Pick out every line in the data below that holds "coopération".
═════ TASK INPUT ═════
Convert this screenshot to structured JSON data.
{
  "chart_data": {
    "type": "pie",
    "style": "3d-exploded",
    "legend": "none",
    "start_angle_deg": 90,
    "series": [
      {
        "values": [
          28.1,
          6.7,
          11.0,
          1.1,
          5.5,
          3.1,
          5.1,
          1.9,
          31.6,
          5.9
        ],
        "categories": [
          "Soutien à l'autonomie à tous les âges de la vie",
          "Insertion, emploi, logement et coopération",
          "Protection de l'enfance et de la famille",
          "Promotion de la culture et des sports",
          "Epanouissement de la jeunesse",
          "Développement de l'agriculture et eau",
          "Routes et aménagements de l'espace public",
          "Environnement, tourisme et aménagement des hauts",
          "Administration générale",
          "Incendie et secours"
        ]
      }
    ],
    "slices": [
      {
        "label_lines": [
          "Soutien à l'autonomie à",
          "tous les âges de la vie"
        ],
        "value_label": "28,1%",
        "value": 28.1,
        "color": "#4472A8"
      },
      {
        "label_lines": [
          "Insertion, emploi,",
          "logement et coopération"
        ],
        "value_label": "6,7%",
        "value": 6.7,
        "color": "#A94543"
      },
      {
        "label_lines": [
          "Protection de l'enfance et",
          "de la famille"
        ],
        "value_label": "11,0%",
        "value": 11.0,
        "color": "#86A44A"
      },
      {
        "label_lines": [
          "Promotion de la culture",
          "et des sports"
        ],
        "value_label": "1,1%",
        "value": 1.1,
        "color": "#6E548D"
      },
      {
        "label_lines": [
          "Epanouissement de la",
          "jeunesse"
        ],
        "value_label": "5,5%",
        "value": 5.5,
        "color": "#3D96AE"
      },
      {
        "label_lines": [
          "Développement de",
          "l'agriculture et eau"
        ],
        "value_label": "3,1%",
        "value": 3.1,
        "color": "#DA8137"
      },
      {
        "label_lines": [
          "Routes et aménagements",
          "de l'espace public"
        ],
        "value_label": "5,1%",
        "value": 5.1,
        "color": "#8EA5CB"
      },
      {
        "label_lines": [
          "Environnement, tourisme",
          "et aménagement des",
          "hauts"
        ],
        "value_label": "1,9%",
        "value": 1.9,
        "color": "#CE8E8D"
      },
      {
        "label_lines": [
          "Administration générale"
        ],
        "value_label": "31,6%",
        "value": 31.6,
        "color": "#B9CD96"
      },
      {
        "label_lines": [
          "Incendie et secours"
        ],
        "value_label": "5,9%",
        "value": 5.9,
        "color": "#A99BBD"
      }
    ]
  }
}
═════
═════ TASK INPUT ═════
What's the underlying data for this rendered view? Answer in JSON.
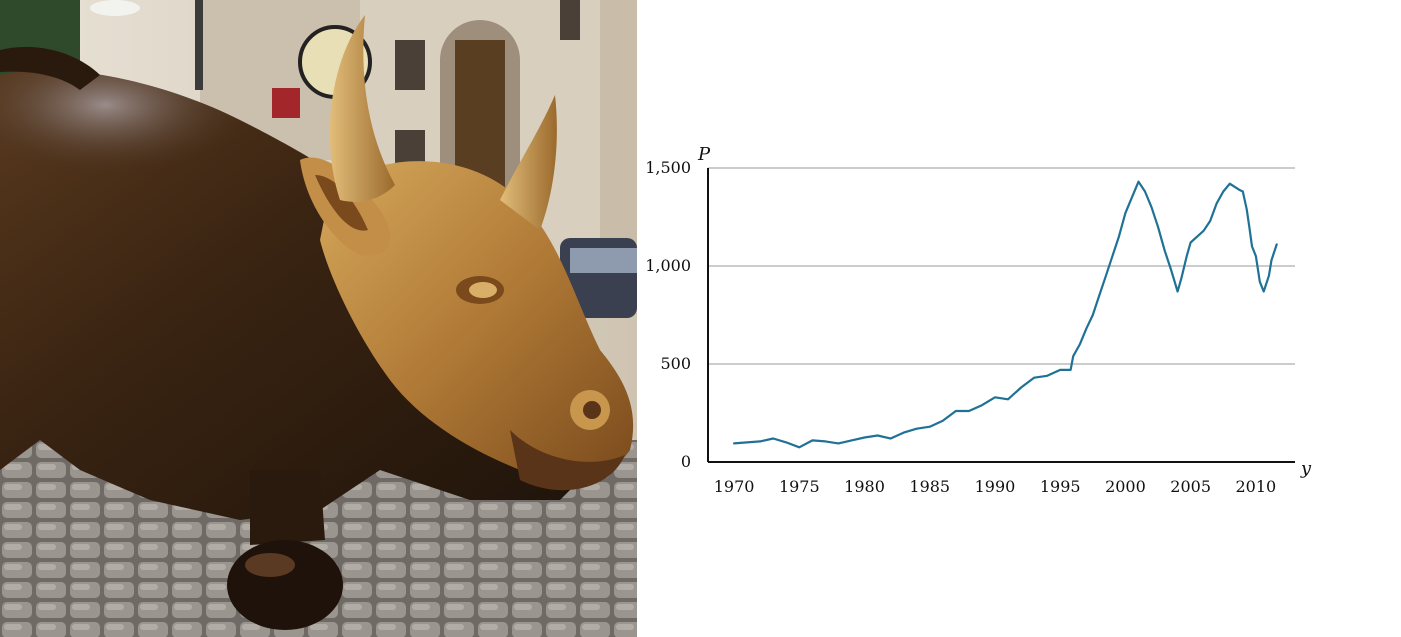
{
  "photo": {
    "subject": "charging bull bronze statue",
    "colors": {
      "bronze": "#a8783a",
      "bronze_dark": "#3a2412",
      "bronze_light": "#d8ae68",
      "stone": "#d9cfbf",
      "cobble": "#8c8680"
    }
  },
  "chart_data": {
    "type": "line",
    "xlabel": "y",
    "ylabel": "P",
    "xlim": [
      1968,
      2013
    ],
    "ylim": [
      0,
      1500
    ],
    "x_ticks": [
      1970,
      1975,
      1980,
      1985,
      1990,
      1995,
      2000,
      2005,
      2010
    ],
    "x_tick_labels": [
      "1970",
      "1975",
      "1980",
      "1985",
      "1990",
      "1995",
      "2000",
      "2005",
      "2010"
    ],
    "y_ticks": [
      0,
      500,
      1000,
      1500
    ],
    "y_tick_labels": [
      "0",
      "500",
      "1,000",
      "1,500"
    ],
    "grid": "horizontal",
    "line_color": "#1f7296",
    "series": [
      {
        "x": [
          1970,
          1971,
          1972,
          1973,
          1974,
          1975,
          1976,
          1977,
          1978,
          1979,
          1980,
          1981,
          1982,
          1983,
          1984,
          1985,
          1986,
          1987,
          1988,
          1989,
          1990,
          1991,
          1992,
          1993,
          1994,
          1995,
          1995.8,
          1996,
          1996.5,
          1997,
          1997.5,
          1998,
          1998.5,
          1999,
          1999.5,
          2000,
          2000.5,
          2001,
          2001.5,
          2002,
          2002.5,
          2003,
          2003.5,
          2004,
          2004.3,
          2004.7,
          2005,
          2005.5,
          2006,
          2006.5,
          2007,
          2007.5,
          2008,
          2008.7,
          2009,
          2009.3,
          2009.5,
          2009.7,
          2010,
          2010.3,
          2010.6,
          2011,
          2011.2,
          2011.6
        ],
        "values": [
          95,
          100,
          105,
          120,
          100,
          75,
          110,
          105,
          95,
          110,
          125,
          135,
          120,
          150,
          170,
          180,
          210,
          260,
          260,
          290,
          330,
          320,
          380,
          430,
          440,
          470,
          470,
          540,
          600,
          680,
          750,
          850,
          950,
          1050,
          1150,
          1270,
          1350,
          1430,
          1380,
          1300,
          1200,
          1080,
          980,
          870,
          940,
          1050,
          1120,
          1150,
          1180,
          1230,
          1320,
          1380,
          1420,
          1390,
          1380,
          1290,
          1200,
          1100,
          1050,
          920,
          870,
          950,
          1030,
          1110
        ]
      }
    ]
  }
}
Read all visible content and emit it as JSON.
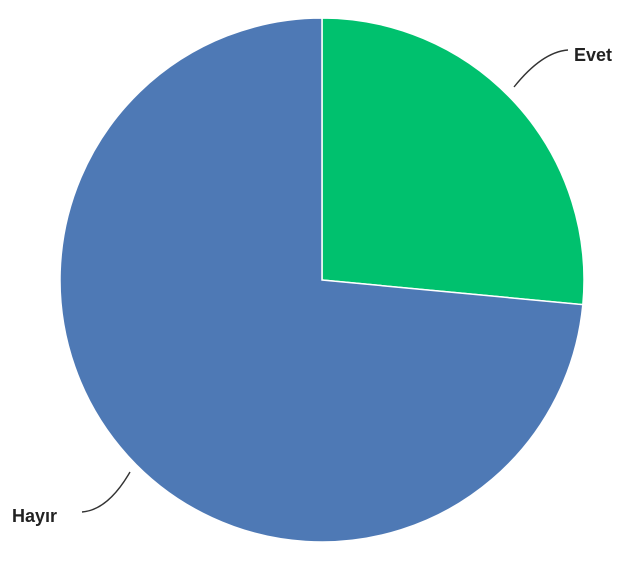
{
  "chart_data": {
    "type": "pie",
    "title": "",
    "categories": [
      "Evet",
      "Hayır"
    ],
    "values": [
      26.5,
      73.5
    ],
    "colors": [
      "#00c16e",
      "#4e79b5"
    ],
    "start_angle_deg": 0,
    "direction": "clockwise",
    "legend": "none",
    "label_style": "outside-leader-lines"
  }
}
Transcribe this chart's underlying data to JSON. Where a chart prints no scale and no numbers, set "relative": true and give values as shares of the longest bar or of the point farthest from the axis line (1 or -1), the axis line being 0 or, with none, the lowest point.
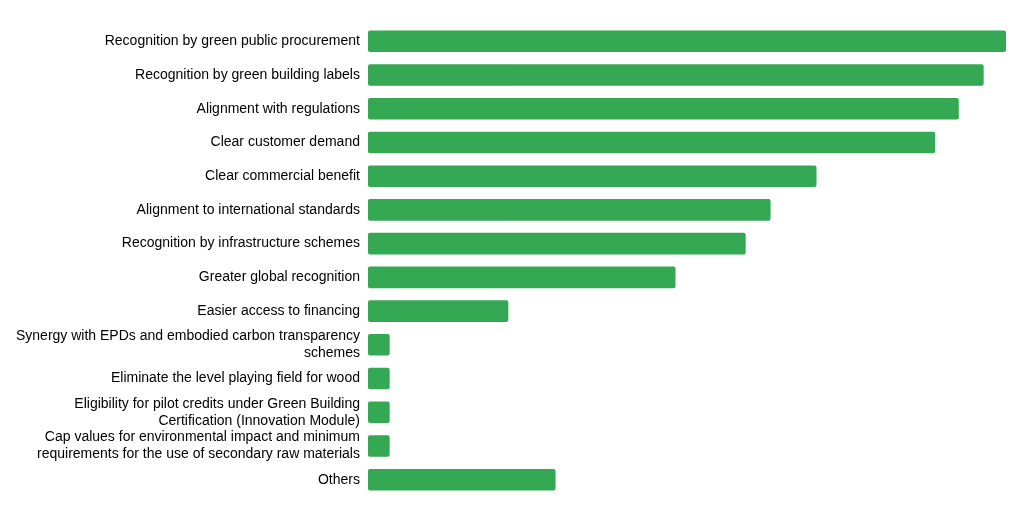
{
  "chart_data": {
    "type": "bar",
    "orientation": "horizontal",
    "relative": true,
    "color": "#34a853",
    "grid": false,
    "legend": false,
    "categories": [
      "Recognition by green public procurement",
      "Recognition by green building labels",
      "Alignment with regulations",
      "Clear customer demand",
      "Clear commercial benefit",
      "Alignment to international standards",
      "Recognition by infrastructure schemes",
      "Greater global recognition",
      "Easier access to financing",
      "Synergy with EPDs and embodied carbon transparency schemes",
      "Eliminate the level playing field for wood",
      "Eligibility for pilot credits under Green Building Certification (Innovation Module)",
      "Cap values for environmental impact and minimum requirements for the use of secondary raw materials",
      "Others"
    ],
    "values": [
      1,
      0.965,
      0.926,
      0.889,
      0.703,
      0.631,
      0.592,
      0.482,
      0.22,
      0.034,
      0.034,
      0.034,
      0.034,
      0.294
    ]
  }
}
═════
**RESPONSE:**
          "Insertion, emploi, logement et coopération",
          "logement et coopération"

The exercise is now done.